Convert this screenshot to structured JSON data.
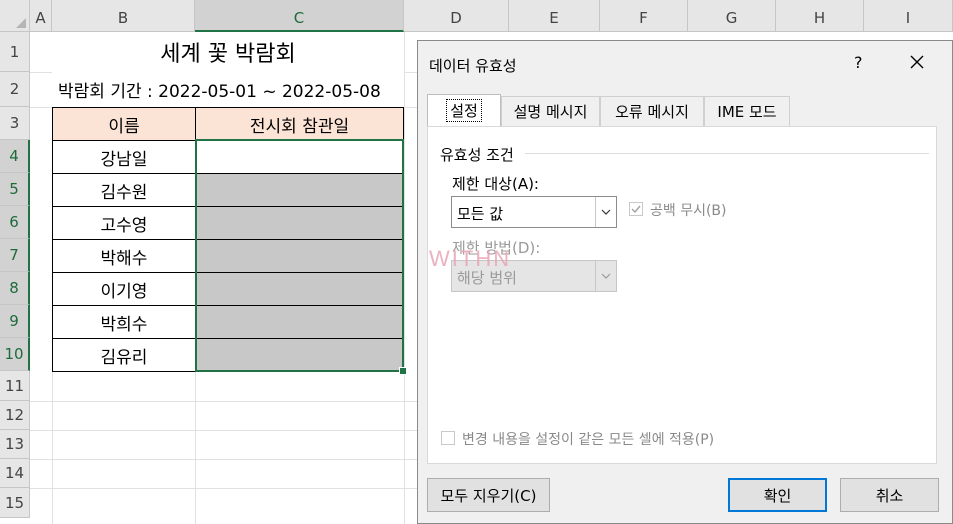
{
  "columns": [
    "A",
    "B",
    "C",
    "D",
    "E",
    "F",
    "G",
    "H",
    "I"
  ],
  "rows": [
    "1",
    "2",
    "3",
    "4",
    "5",
    "6",
    "7",
    "8",
    "9",
    "10",
    "11",
    "12",
    "13",
    "14",
    "15"
  ],
  "sheet": {
    "title": "세계 꽃 박람회",
    "period": "박람회 기간 : 2022-05-01 ~ 2022-05-08",
    "header_name": "이름",
    "header_date": "전시회 참관일",
    "names": [
      "강남일",
      "김수원",
      "고수영",
      "박해수",
      "이기영",
      "박희수",
      "김유리"
    ]
  },
  "dialog": {
    "title": "데이터 유효성",
    "help": "?",
    "tabs": [
      "설정",
      "설명 메시지",
      "오류 메시지",
      "IME 모드"
    ],
    "group_label": "유효성 조건",
    "allow_label": "제한 대상(A):",
    "allow_value": "모든 값",
    "ignore_blank": "공백 무시(B)",
    "data_label": "제한 방법(D):",
    "data_value": "해당 범위",
    "apply_all": "변경 내용을 설정이 같은 모든 셀에 적용(P)",
    "clear_all": "모두 지우기(C)",
    "ok": "확인",
    "cancel": "취소"
  },
  "watermark": "WITHN",
  "colors": {
    "selection": "#217346",
    "header_fill": "#fbe3d6",
    "gray_fill": "#c8c8c8",
    "default_button": "#0078d7"
  }
}
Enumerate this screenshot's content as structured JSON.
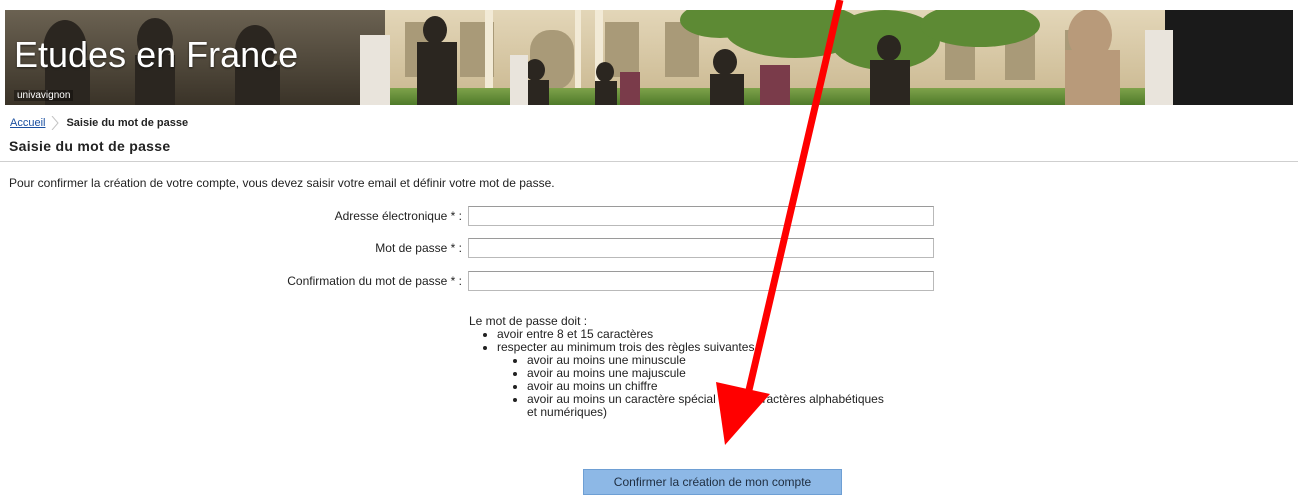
{
  "banner": {
    "title": "Etudes en France",
    "subtitle": "univavignon"
  },
  "breadcrumb": {
    "home": "Accueil",
    "current": "Saisie du mot de passe"
  },
  "page_title": "Saisie du mot de passe",
  "intro": "Pour confirmer la création de votre compte, vous devez saisir votre email et définir votre mot de passe.",
  "form": {
    "email_label": "Adresse électronique * :",
    "email_value": "",
    "password_label": "Mot de passe * :",
    "password_value": "",
    "confirm_label": "Confirmation du mot de passe * :",
    "confirm_value": ""
  },
  "rules": {
    "intro": "Le mot de passe doit :",
    "length": "avoir entre 8 et 15 caractères",
    "min_rules": "respecter au minimum trois des règles suivantes :",
    "lowercase": "avoir au moins une minuscule",
    "uppercase": "avoir au moins une majuscule",
    "digit": "avoir au moins un chiffre",
    "special": "avoir au moins un caractère spécial (hors caractères alphabétiques et numériques)"
  },
  "button": {
    "label": "Confirmer la création de mon compte"
  },
  "colors": {
    "button_bg": "#8db8e6",
    "link": "#1a4fa0",
    "arrow": "#ff0000"
  }
}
+ + +
- [Set problem]: Make an exact copy of the records above, with the pictures left out.

- [Response to the exercise]:
Convert this screenshot to structured JSON data.
{
  "columns": [
    "A",
    "B",
    "C",
    "D",
    "E",
    "F",
    "G",
    "H",
    "I"
  ],
  "rows": [
    "1",
    "2",
    "3",
    "4",
    "5",
    "6",
    "7",
    "8",
    "9",
    "10",
    "11",
    "12",
    "13",
    "14",
    "15"
  ],
  "sheet": {
    "title": "세계 꽃 박람회",
    "period": "박람회 기간 : 2022-05-01 ~ 2022-05-08",
    "header_name": "이름",
    "header_date": "전시회 참관일",
    "names": [
      "강남일",
      "김수원",
      "고수영",
      "박해수",
      "이기영",
      "박희수",
      "김유리"
    ]
  },
  "dialog": {
    "title": "데이터 유효성",
    "help": "?",
    "tabs": [
      "설정",
      "설명 메시지",
      "오류 메시지",
      "IME 모드"
    ],
    "group_label": "유효성 조건",
    "allow_label": "제한 대상(A):",
    "allow_value": "모든 값",
    "ignore_blank": "공백 무시(B)",
    "data_label": "제한 방법(D):",
    "data_value": "해당 범위",
    "apply_all": "변경 내용을 설정이 같은 모든 셀에 적용(P)",
    "clear_all": "모두 지우기(C)",
    "ok": "확인",
    "cancel": "취소"
  },
  "watermark": "WITHN",
  "colors": {
    "selection": "#217346",
    "header_fill": "#fbe3d6",
    "gray_fill": "#c8c8c8",
    "default_button": "#0078d7"
  }
}
Enumerate this screenshot's content as structured JSON.
{
  "banner": {
    "title": "Etudes en France",
    "subtitle": "univavignon"
  },
  "breadcrumb": {
    "home": "Accueil",
    "current": "Saisie du mot de passe"
  },
  "page_title": "Saisie du mot de passe",
  "intro": "Pour confirmer la création de votre compte, vous devez saisir votre email et définir votre mot de passe.",
  "form": {
    "email_label": "Adresse électronique * :",
    "email_value": "",
    "password_label": "Mot de passe * :",
    "password_value": "",
    "confirm_label": "Confirmation du mot de passe * :",
    "confirm_value": ""
  },
  "rules": {
    "intro": "Le mot de passe doit :",
    "length": "avoir entre 8 et 15 caractères",
    "min_rules": "respecter au minimum trois des règles suivantes :",
    "lowercase": "avoir au moins une minuscule",
    "uppercase": "avoir au moins une majuscule",
    "digit": "avoir au moins un chiffre",
    "special": "avoir au moins un caractère spécial (hors caractères alphabétiques et numériques)"
  },
  "button": {
    "label": "Confirmer la création de mon compte"
  },
  "colors": {
    "button_bg": "#8db8e6",
    "link": "#1a4fa0",
    "arrow": "#ff0000"
  }
}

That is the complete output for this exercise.